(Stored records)
* Begin *

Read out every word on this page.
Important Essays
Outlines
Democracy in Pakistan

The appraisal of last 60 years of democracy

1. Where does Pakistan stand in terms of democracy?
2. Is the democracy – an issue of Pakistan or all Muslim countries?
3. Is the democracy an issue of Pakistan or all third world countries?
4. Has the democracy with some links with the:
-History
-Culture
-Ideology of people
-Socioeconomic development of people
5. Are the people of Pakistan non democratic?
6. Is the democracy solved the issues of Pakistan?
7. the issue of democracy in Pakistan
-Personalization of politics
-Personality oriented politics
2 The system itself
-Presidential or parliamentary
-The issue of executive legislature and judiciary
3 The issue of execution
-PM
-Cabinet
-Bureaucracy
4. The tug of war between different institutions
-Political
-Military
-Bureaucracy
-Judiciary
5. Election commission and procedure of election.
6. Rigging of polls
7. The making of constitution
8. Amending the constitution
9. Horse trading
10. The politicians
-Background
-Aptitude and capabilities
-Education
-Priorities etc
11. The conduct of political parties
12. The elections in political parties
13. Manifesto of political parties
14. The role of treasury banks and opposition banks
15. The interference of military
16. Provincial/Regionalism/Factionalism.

* End *

▶ EXERCISE DETAILS
Emit the records above again, exactly, with no line skipped.

▶ COMPLETE RESPONSE
Read out every word on this page.
Important Essays
Outlines
Democracy in Pakistan

The appraisal of last 60 years of democracy

1. Where does Pakistan stand in terms of democracy?
2. Is the democracy – an issue of Pakistan or all Muslim countries?
3. Is the democracy an issue of Pakistan or all third world countries?
4. Has the democracy with some links with the:
-History
-Culture
-Ideology of people
-Socioeconomic development of people
5. Are the people of Pakistan non democratic?
6. Is the democracy solved the issues of Pakistan?
7. the issue of democracy in Pakistan
-Personalization of politics
-Personality oriented politics
2 The system itself
-Presidential or parliamentary
-The issue of executive legislature and judiciary
3 The issue of execution
-PM
-Cabinet
-Bureaucracy
4. The tug of war between different institutions
-Political
-Military
-Bureaucracy
-Judiciary
5. Election commission and procedure of election.
6. Rigging of polls
7. The making of constitution
8. Amending the constitution
9. Horse trading
10. The politicians
-Background
-Aptitude and capabilities
-Education
-Priorities etc
11. The conduct of political parties
12. The elections in political parties
13. Manifesto of political parties
14. The role of treasury banks and opposition banks
15. The interference of military
16. Provincial/Regionalism/Factionalism.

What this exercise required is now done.